+++ MATERIALS PROVIDED +++

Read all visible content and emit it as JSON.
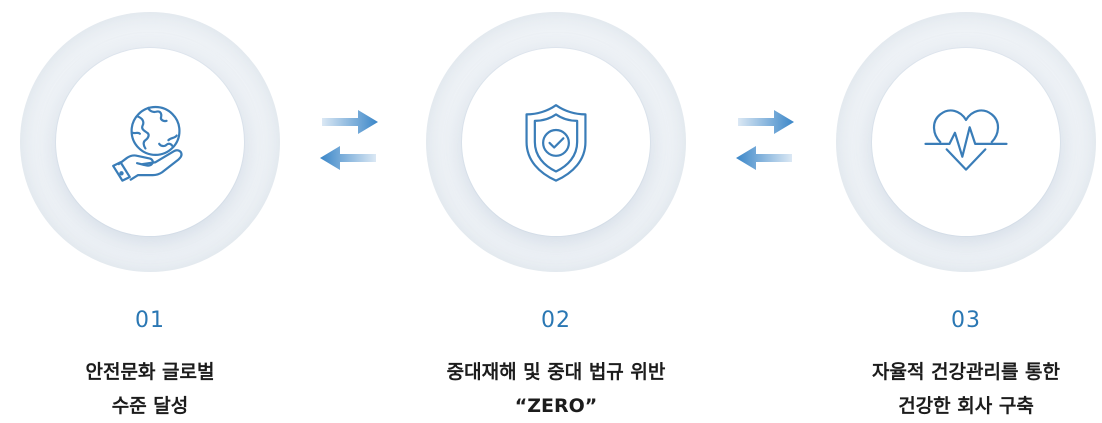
{
  "colors": {
    "accent": "#2a77b3",
    "icon_stroke": "#3a7db8",
    "arrow_dark": "#3a86c8",
    "arrow_light": "#dbe8f4",
    "title_text": "#1c1c1c"
  },
  "steps": [
    {
      "number": "01",
      "icon": "globe-in-hand-icon",
      "title_line1": "안전문화 글로벌",
      "title_line2": "수준 달성"
    },
    {
      "number": "02",
      "icon": "shield-check-icon",
      "title_line1": "중대재해 및 중대 법규 위반",
      "title_line2": "“ZERO”"
    },
    {
      "number": "03",
      "icon": "heart-pulse-icon",
      "title_line1": "자율적 건강관리를 통한",
      "title_line2": "건강한 회사 구축"
    }
  ],
  "connectors": [
    {
      "icon": "bidirectional-arrows-icon"
    },
    {
      "icon": "bidirectional-arrows-icon"
    }
  ]
}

+++

TASK TO CARRY OUT: Your task is to repeat the data above exactly while excluding the pictures.

TASK RESPONSE:
Read all visible content and emit it as JSON.
{
  "colors": {
    "accent": "#2a77b3",
    "icon_stroke": "#3a7db8",
    "arrow_dark": "#3a86c8",
    "arrow_light": "#dbe8f4",
    "title_text": "#1c1c1c"
  },
  "steps": [
    {
      "number": "01",
      "icon": "globe-in-hand-icon",
      "title_line1": "안전문화 글로벌",
      "title_line2": "수준 달성"
    },
    {
      "number": "02",
      "icon": "shield-check-icon",
      "title_line1": "중대재해 및 중대 법규 위반",
      "title_line2": "“ZERO”"
    },
    {
      "number": "03",
      "icon": "heart-pulse-icon",
      "title_line1": "자율적 건강관리를 통한",
      "title_line2": "건강한 회사 구축"
    }
  ],
  "connectors": [
    {
      "icon": "bidirectional-arrows-icon"
    },
    {
      "icon": "bidirectional-arrows-icon"
    }
  ]
}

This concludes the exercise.